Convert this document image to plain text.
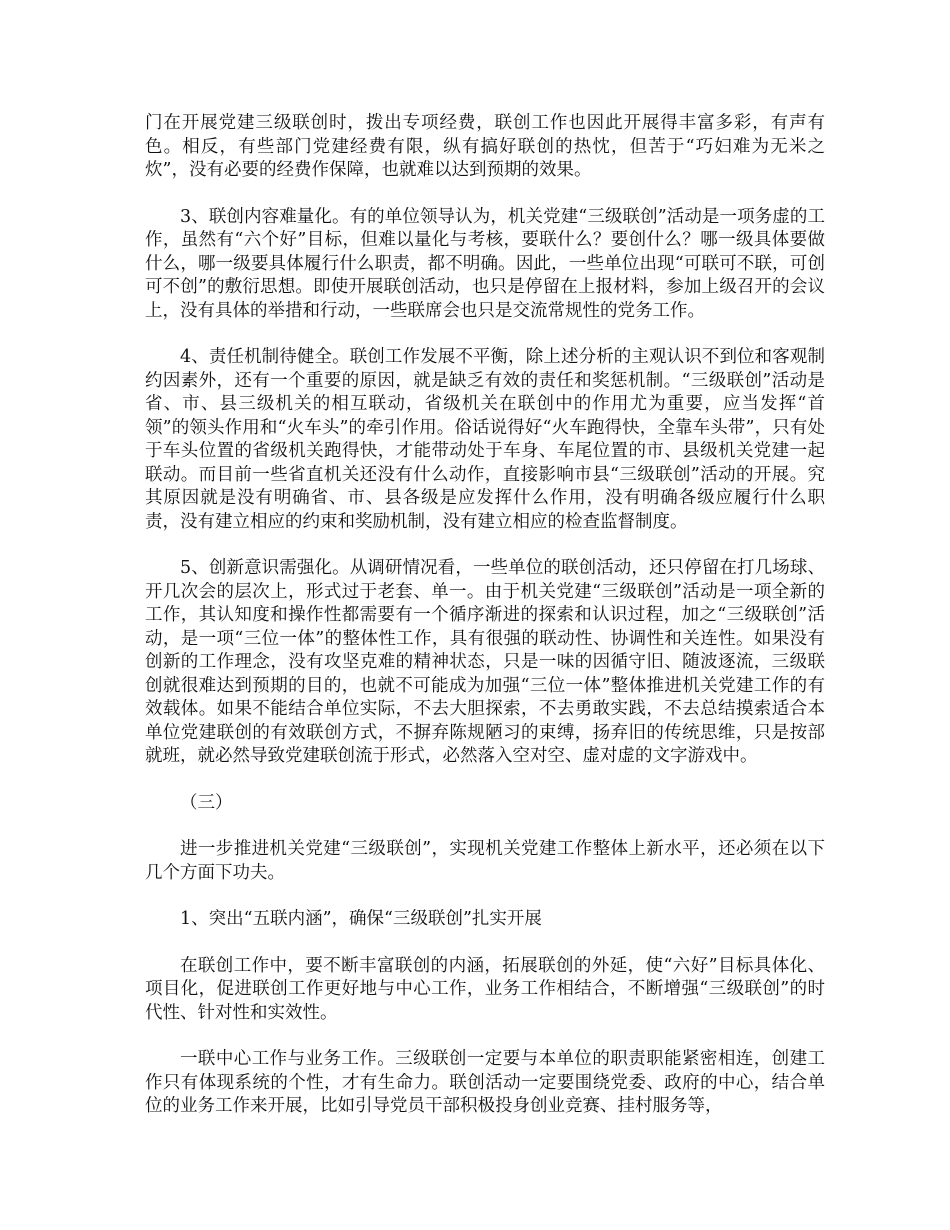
门在开展党建三级联创时，拨出专项经费，联创工作也因此开展得丰富多彩，有声有色。相反，有些部门党建经费有限，纵有搞好联创的热忱，但苦于“巧妇难为无米之炊”，没有必要的经费作保障，也就难以达到预期的效果。

3、联创内容难量化。有的单位领导认为，机关党建“三级联创”活动是一项务虚的工作，虽然有“六个好”目标，但难以量化与考核，要联什么？要创什么？哪一级具体要做什么，哪一级要具体履行什么职责，都不明确。因此，一些单位出现“可联可不联，可创可不创”的敷衍思想。即使开展联创活动，也只是停留在上报材料，参加上级召开的会议上，没有具体的举措和行动，一些联席会也只是交流常规性的党务工作。

4、责任机制待健全。联创工作发展不平衡，除上述分析的主观认识不到位和客观制约因素外，还有一个重要的原因，就是缺乏有效的责任和奖惩机制。“三级联创”活动是省、市、县三级机关的相互联动，省级机关在联创中的作用尤为重要，应当发挥“首领”的领头作用和“火车头”的牵引作用。俗话说得好“火车跑得快，全靠车头带”，只有处于车头位置的省级机关跑得快，才能带动处于车身、车尾位置的市、县级机关党建一起联动。而目前一些省直机关还没有什么动作，直接影响市县“三级联创”活动的开展。究其原因就是没有明确省、市、县各级是应发挥什么作用，没有明确各级应履行什么职责，没有建立相应的约束和奖励机制，没有建立相应的检查监督制度。

5、创新意识需强化。从调研情况看，一些单位的联创活动，还只停留在打几场球、开几次会的层次上，形式过于老套、单一。由于机关党建“三级联创”活动是一项全新的工作，其认知度和操作性都需要有一个循序渐进的探索和认识过程，加之“三级联创”活动，是一项“三位一体”的整体性工作，具有很强的联动性、协调性和关连性。如果没有创新的工作理念，没有攻坚克难的精神状态，只是一味的因循守旧、随波逐流，三级联创就很难达到预期的目的，也就不可能成为加强“三位一体”整体推进机关党建工作的有效载体。如果不能结合单位实际，不去大胆探索，不去勇敢实践，不去总结摸索适合本单位党建联创的有效联创方式，不摒弃陈规陋习的束缚，扬弃旧的传统思维，只是按部就班，就必然导致党建联创流于形式，必然落入空对空、虚对虚的文字游戏中。

（三）

进一步推进机关党建“三级联创”，实现机关党建工作整体上新水平，还必须在以下几个方面下功夫。

1、突出“五联内涵”，确保“三级联创”扎实开展

在联创工作中，要不断丰富联创的内涵，拓展联创的外延，使“六好”目标具体化、项目化，促进联创工作更好地与中心工作，业务工作相结合，不断增强“三级联创”的时代性、针对性和实效性。

一联中心工作与业务工作。三级联创一定要与本单位的职责职能紧密相连，创建工作只有体现系统的个性，才有生命力。联创活动一定要围绕党委、政府的中心，结合单位的业务工作来开展，比如引导党员干部积极投身创业竞赛、挂村服务等，
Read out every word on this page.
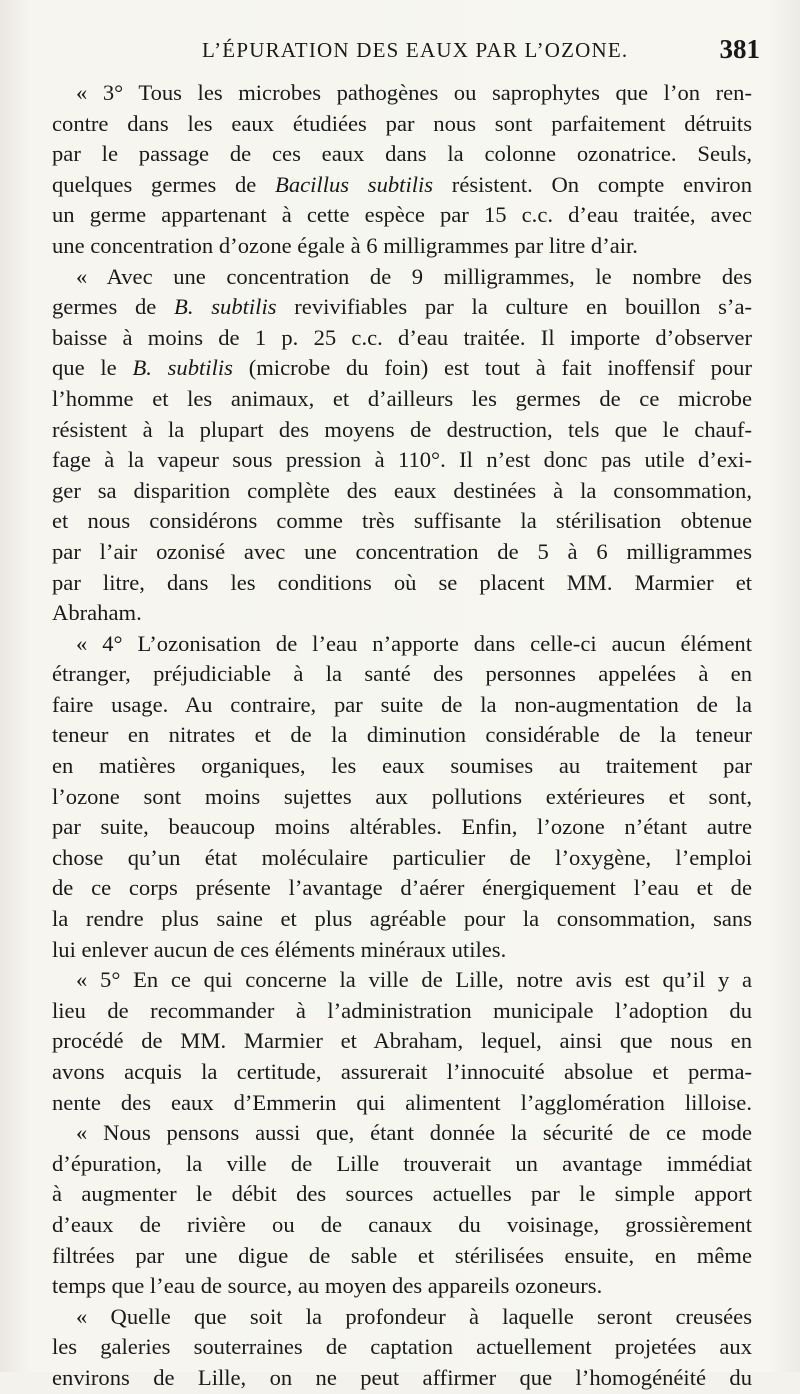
L’ÉPURATION DES EAUX PAR L’OZONE.	381
« 3° Tous les microbes pathogènes ou saprophytes que l’on ren-
contre dans les eaux étudiées par nous sont parfaitement détruits
par le passage de ces eaux dans la colonne ozonatrice. Seuls,
quelques germes de Bacillus subtilis résistent. On compte environ
un germe appartenant à cette espèce par 15 c.c. d’eau traitée, avec
une concentration d’ozone égale à 6 milligrammes par litre d’air.
« Avec une concentration de 9 milligrammes, le nombre des
germes de B. subtilis revivifiables par la culture en bouillon s’a-
baisse à moins de 1 p. 25 c.c. d’eau traitée. Il importe d’observer
que le B. subtilis (microbe du foin) est tout à fait inoffensif pour
l’homme et les animaux, et d’ailleurs les germes de ce microbe
résistent à la plupart des moyens de destruction, tels que le chauf-
fage à la vapeur sous pression à 110°. Il n’est donc pas utile d’exi-
ger sa disparition complète des eaux destinées à la consommation,
et nous considérons comme très suffisante la stérilisation obtenue
par l’air ozonisé avec une concentration de 5 à 6 milligrammes
par litre, dans les conditions où se placent MM. Marmier et
Abraham.
« 4° L’ozonisation de l’eau n’apporte dans celle-ci aucun élément
étranger, préjudiciable à la santé des personnes appelées à en
faire usage. Au contraire, par suite de la non-augmentation de la
teneur en nitrates et de la diminution considérable de la teneur
en matières organiques, les eaux soumises au traitement par
l’ozone sont moins sujettes aux pollutions extérieures et sont,
par suite, beaucoup moins altérables. Enfin, l’ozone n’étant autre
chose qu’un état moléculaire particulier de l’oxygène, l’emploi
de ce corps présente l’avantage d’aérer énergiquement l’eau et de
la rendre plus saine et plus agréable pour la consommation, sans
lui enlever aucun de ces éléments minéraux utiles.
« 5° En ce qui concerne la ville de Lille, notre avis est qu’il y a
lieu de recommander à l’administration municipale l’adoption du
procédé de MM. Marmier et Abraham, lequel, ainsi que nous en
avons acquis la certitude, assurerait l’innocuité absolue et perma-
nente des eaux d’Emmerin qui alimentent l’agglomération lilloise.
« Nous pensons aussi que, étant donnée la sécurité de ce mode
d’épuration, la ville de Lille trouverait un avantage immédiat
à augmenter le débit des sources actuelles par le simple apport
d’eaux de rivière ou de canaux du voisinage, grossièrement
filtrées par une digue de sable et stérilisées ensuite, en même
temps que l’eau de source, au moyen des appareils ozoneurs.
« Quelle que soit la profondeur à laquelle seront creusées
les galeries souterraines de captation actuellement projetées aux
environs de Lille, on ne peut affirmer que l’homogénéité du
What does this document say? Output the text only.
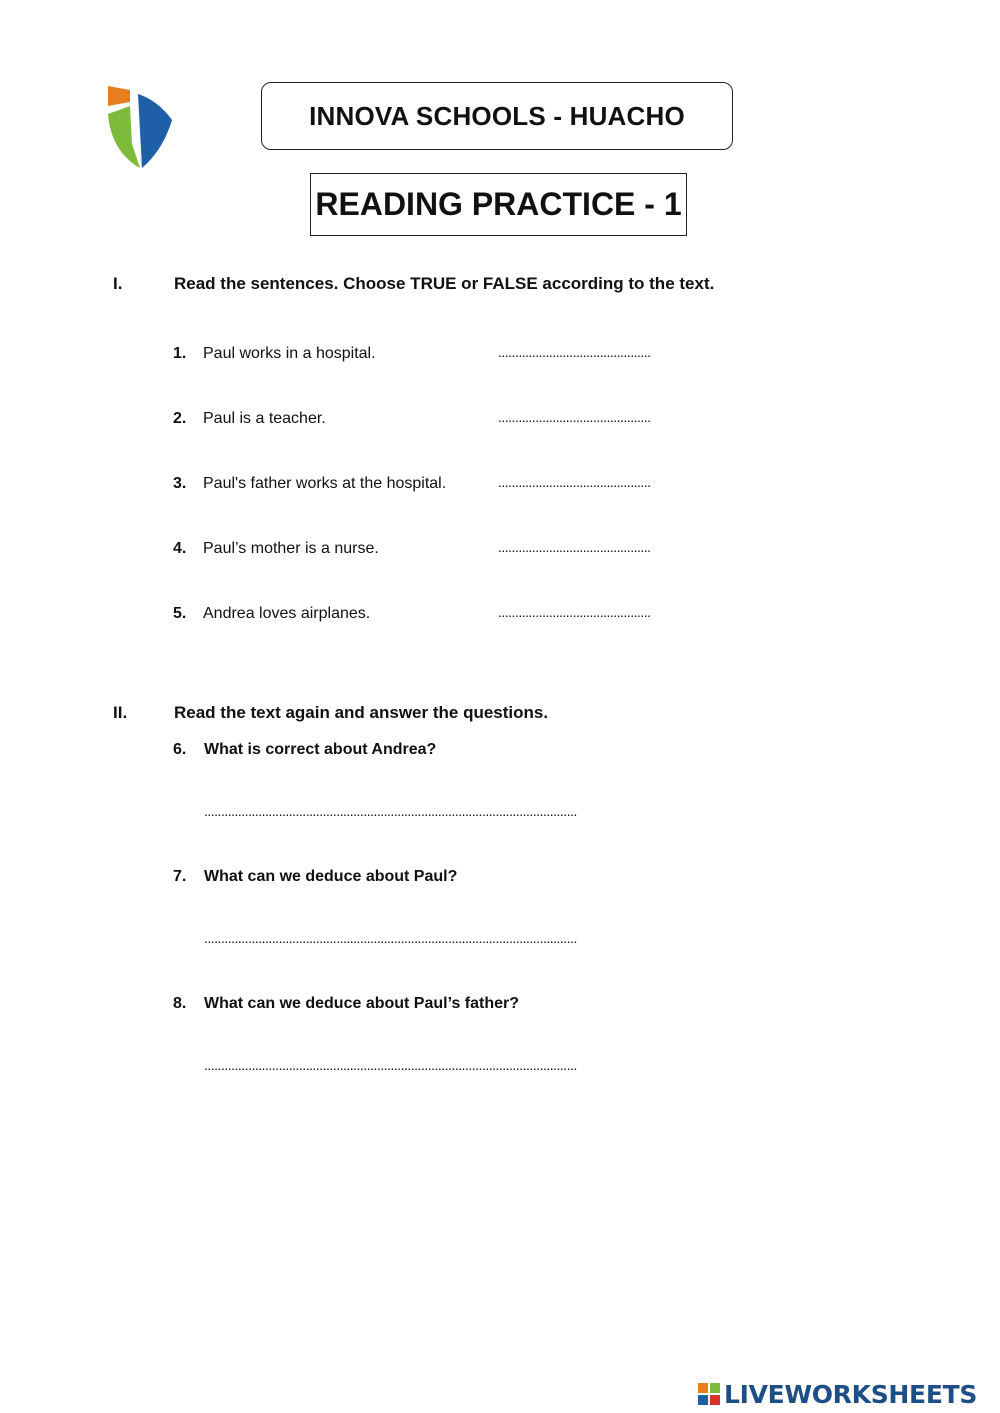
INNOVA SCHOOLS - HUACHO
READING PRACTICE - 1
I.	Read the sentences. Choose TRUE or FALSE according to the text.
1. Paul works in a hospital.	.............................................
2. Paul is a teacher.	.............................................
3. Paul's father works at the hospital.	.............................................
4. Paul’s mother is a nurse.	.............................................
5. Andrea loves airplanes.	.............................................
II.	Read the text again and answer the questions.
6. What is correct about Andrea?
..............................................................................................................
7. What can we deduce about Paul?
..............................................................................................................
8. What can we deduce about Paul’s father?
..............................................................................................................
LIVEWORKSHEETS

* * * *

--- WHAT THE TASK ASKS ---
Show every line where the string "subtilis" appears.

--- EXERCISE ANSWER ---
quelques germes de Bacillus subtilis résistent. On compte environ
germes de B. subtilis revivifiables par la culture en bouillon s’a-
que le B. subtilis (microbe du foin) est tout à fait inoffensif pour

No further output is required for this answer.